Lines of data
────────────────────────────────────────

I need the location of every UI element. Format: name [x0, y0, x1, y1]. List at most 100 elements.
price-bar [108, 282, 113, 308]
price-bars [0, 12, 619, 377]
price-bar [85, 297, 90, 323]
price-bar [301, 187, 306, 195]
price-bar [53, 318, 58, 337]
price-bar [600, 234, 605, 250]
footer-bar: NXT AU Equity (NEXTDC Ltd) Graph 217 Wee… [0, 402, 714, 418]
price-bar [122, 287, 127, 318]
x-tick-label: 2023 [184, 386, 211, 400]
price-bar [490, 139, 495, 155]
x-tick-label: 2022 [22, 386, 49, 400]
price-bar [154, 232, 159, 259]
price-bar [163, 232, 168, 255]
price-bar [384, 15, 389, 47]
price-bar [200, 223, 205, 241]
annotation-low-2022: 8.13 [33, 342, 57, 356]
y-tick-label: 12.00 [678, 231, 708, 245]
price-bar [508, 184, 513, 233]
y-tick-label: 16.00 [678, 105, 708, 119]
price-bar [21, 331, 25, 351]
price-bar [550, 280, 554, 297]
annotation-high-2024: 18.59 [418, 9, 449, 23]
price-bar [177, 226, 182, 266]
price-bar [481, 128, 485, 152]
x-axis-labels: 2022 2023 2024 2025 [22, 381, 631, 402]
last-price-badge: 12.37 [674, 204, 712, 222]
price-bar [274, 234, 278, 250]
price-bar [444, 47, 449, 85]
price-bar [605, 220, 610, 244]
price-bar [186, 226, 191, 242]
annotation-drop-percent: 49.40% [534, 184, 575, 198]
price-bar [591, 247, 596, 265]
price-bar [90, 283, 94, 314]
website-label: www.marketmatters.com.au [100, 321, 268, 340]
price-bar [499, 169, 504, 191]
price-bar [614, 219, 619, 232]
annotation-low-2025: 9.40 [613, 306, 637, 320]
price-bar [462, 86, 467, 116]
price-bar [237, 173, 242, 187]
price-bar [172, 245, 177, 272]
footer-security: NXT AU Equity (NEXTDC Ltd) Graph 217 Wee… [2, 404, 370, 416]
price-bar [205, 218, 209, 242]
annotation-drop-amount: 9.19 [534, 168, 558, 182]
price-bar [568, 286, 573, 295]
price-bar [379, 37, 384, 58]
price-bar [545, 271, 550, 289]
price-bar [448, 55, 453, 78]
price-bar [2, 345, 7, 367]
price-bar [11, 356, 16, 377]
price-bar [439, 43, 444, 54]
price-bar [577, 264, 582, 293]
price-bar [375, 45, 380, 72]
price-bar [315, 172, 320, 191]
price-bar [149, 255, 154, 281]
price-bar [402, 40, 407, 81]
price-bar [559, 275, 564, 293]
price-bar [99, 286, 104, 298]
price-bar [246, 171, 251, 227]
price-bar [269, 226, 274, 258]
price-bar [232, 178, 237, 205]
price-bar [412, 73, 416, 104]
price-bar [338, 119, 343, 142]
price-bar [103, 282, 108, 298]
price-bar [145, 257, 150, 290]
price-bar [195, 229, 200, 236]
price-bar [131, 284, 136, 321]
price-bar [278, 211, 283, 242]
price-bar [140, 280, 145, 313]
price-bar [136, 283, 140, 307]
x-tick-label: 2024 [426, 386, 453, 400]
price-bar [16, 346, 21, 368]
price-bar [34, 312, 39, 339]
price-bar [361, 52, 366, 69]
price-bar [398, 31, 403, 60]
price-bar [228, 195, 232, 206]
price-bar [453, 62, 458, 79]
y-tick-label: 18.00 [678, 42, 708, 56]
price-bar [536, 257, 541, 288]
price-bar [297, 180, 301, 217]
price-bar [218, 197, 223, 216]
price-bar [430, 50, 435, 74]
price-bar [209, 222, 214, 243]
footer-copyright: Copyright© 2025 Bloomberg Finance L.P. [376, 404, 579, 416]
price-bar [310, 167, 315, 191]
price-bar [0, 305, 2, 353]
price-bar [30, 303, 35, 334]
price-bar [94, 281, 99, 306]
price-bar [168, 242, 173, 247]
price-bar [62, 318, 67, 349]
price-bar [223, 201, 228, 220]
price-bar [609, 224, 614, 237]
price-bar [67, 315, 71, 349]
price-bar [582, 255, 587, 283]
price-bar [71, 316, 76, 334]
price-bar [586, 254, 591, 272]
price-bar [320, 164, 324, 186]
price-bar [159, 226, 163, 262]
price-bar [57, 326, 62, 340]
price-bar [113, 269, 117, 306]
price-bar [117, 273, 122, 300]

────────────────────────────────────────

#### Given exercise:
Copy out every line of data above word for word.

#### Exercise response:
I need the location of every UI element. Format: name [x0, y0, x1, y1]. List at most 100 elements.
price-bar [108, 282, 113, 308]
price-bars [0, 12, 619, 377]
price-bar [85, 297, 90, 323]
price-bar [301, 187, 306, 195]
price-bar [53, 318, 58, 337]
price-bar [600, 234, 605, 250]
footer-bar: NXT AU Equity (NEXTDC Ltd) Graph 217 Wee… [0, 402, 714, 418]
price-bar [122, 287, 127, 318]
x-tick-label: 2023 [184, 386, 211, 400]
price-bar [490, 139, 495, 155]
x-tick-label: 2022 [22, 386, 49, 400]
price-bar [154, 232, 159, 259]
price-bar [163, 232, 168, 255]
price-bar [384, 15, 389, 47]
price-bar [200, 223, 205, 241]
annotation-low-2022: 8.13 [33, 342, 57, 356]
y-tick-label: 12.00 [678, 231, 708, 245]
price-bar [508, 184, 513, 233]
y-tick-label: 16.00 [678, 105, 708, 119]
price-bar [21, 331, 25, 351]
price-bar [550, 280, 554, 297]
annotation-high-2024: 18.59 [418, 9, 449, 23]
price-bar [177, 226, 182, 266]
price-bar [481, 128, 485, 152]
x-axis-labels: 2022 2023 2024 2025 [22, 381, 631, 402]
last-price-badge: 12.37 [674, 204, 712, 222]
price-bar [274, 234, 278, 250]
price-bar [444, 47, 449, 85]
price-bar [605, 220, 610, 244]
price-bar [186, 226, 191, 242]
annotation-drop-percent: 49.40% [534, 184, 575, 198]
price-bar [591, 247, 596, 265]
price-bar [90, 283, 94, 314]
website-label: www.marketmatters.com.au [100, 321, 268, 340]
price-bar [499, 169, 504, 191]
price-bar [614, 219, 619, 232]
annotation-low-2025: 9.40 [613, 306, 637, 320]
price-bar [462, 86, 467, 116]
price-bar [237, 173, 242, 187]
price-bar [172, 245, 177, 272]
footer-security: NXT AU Equity (NEXTDC Ltd) Graph 217 Wee… [2, 404, 370, 416]
price-bar [205, 218, 209, 242]
annotation-drop-amount: 9.19 [534, 168, 558, 182]
price-bar [568, 286, 573, 295]
price-bar [379, 37, 384, 58]
price-bar [545, 271, 550, 289]
price-bar [448, 55, 453, 78]
price-bar [2, 345, 7, 367]
price-bar [11, 356, 16, 377]
price-bar [439, 43, 444, 54]
price-bar [577, 264, 582, 293]
price-bar [375, 45, 380, 72]
price-bar [315, 172, 320, 191]
price-bar [149, 255, 154, 281]
price-bar [402, 40, 407, 81]
price-bar [559, 275, 564, 293]
price-bar [99, 286, 104, 298]
price-bar [246, 171, 251, 227]
price-bar [269, 226, 274, 258]
price-bar [232, 178, 237, 205]
price-bar [412, 73, 416, 104]
price-bar [338, 119, 343, 142]
price-bar [103, 282, 108, 298]
price-bar [145, 257, 150, 290]
price-bar [195, 229, 200, 236]
price-bar [131, 284, 136, 321]
price-bar [278, 211, 283, 242]
price-bar [140, 280, 145, 313]
price-bar [136, 283, 140, 307]
x-tick-label: 2024 [426, 386, 453, 400]
price-bar [16, 346, 21, 368]
price-bar [34, 312, 39, 339]
price-bar [361, 52, 366, 69]
price-bar [398, 31, 403, 60]
price-bar [228, 195, 232, 206]
price-bar [453, 62, 458, 79]
y-tick-label: 18.00 [678, 42, 708, 56]
price-bar [536, 257, 541, 288]
price-bar [297, 180, 301, 217]
price-bar [218, 197, 223, 216]
price-bar [430, 50, 435, 74]
price-bar [209, 222, 214, 243]
footer-copyright: Copyright© 2025 Bloomberg Finance L.P. [376, 404, 579, 416]
price-bar [310, 167, 315, 191]
price-bar [0, 305, 2, 353]
price-bar [30, 303, 35, 334]
price-bar [94, 281, 99, 306]
price-bar [168, 242, 173, 247]
price-bar [62, 318, 67, 349]
price-bar [223, 201, 228, 220]
price-bar [609, 224, 614, 237]
price-bar [67, 315, 71, 349]
price-bar [582, 255, 587, 283]
price-bar [71, 316, 76, 334]
price-bar [586, 254, 591, 272]
price-bar [320, 164, 324, 186]
price-bar [159, 226, 163, 262]
price-bar [57, 326, 62, 340]
price-bar [113, 269, 117, 306]
price-bar [117, 273, 122, 300]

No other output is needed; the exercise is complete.